Requirements - Extract every line from the records below that contains the word "text".

Records supplied -
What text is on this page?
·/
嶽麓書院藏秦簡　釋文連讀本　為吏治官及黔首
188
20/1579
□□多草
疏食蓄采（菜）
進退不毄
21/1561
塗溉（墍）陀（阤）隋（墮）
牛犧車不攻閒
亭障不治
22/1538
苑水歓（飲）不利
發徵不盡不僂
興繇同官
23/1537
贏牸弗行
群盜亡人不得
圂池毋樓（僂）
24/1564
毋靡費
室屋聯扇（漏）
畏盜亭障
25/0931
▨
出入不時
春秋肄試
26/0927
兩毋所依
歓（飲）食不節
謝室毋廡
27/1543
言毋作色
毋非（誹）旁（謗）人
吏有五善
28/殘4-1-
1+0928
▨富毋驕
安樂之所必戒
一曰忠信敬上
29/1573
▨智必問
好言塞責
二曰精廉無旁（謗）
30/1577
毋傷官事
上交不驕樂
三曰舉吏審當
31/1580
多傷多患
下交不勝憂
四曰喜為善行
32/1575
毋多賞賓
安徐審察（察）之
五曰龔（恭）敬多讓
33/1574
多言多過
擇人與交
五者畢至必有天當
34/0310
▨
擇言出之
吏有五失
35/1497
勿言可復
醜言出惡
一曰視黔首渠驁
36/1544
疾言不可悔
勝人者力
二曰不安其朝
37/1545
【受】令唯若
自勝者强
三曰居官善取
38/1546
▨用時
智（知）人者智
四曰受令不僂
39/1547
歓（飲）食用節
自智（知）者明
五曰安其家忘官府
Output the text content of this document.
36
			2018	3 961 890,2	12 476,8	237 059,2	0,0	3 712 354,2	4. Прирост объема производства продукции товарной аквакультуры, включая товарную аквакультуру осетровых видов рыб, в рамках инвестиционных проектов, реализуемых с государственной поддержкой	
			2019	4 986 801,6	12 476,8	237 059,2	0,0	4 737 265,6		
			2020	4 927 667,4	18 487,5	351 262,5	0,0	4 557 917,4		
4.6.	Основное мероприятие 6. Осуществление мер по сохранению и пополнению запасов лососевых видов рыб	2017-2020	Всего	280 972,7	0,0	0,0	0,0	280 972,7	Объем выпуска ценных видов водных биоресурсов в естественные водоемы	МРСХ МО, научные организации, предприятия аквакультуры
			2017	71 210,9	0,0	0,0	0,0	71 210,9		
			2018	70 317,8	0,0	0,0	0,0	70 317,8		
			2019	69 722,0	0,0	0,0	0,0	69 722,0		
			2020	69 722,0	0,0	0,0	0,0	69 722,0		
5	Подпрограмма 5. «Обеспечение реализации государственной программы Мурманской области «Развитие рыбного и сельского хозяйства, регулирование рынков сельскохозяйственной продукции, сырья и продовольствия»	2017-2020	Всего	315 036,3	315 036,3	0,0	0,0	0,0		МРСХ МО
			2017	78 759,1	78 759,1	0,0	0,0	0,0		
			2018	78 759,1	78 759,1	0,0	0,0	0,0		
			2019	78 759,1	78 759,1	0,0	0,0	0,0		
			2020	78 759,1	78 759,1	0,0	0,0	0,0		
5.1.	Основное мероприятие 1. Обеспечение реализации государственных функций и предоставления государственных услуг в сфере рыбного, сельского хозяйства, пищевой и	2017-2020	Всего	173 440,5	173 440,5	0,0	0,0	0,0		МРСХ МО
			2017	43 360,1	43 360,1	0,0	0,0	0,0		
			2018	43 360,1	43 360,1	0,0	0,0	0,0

Exercise output -
What text is on this page?
Output the text content of this document.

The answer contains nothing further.